(Excerpts from a figure dataset)
>> Begin

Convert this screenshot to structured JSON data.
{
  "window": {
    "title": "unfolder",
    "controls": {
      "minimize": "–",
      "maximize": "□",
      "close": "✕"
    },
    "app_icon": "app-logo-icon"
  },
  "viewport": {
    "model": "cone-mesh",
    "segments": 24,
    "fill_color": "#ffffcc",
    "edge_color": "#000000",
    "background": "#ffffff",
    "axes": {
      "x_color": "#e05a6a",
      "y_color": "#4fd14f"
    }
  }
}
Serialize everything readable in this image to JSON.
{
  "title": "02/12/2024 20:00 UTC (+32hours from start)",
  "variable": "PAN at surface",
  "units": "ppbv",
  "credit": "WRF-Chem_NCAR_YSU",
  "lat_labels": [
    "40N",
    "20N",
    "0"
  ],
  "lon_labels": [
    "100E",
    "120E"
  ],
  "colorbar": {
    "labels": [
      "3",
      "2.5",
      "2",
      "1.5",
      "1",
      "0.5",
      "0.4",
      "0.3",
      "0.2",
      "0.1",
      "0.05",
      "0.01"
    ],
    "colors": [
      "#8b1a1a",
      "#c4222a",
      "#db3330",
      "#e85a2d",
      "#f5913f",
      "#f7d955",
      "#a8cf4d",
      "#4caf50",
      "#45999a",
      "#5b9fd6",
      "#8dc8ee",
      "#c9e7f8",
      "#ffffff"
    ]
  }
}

>> End

Task description:
From the listing above, extract all records word for word.

Result of this task:
Convert this screenshot to structured JSON data.
{
  "window": {
    "title": "unfolder",
    "controls": {
      "minimize": "–",
      "maximize": "□",
      "close": "✕"
    },
    "app_icon": "app-logo-icon"
  },
  "viewport": {
    "model": "cone-mesh",
    "segments": 24,
    "fill_color": "#ffffcc",
    "edge_color": "#000000",
    "background": "#ffffff",
    "axes": {
      "x_color": "#e05a6a",
      "y_color": "#4fd14f"
    }
  }
}
Serialize everything readable in this image to JSON.
{
  "title": "02/12/2024 20:00 UTC (+32hours from start)",
  "variable": "PAN at surface",
  "units": "ppbv",
  "credit": "WRF-Chem_NCAR_YSU",
  "lat_labels": [
    "40N",
    "20N",
    "0"
  ],
  "lon_labels": [
    "100E",
    "120E"
  ],
  "colorbar": {
    "labels": [
      "3",
      "2.5",
      "2",
      "1.5",
      "1",
      "0.5",
      "0.4",
      "0.3",
      "0.2",
      "0.1",
      "0.05",
      "0.01"
    ],
    "colors": [
      "#8b1a1a",
      "#c4222a",
      "#db3330",
      "#e85a2d",
      "#f5913f",
      "#f7d955",
      "#a8cf4d",
      "#4caf50",
      "#45999a",
      "#5b9fd6",
      "#8dc8ee",
      "#c9e7f8",
      "#ffffff"
    ]
  }
}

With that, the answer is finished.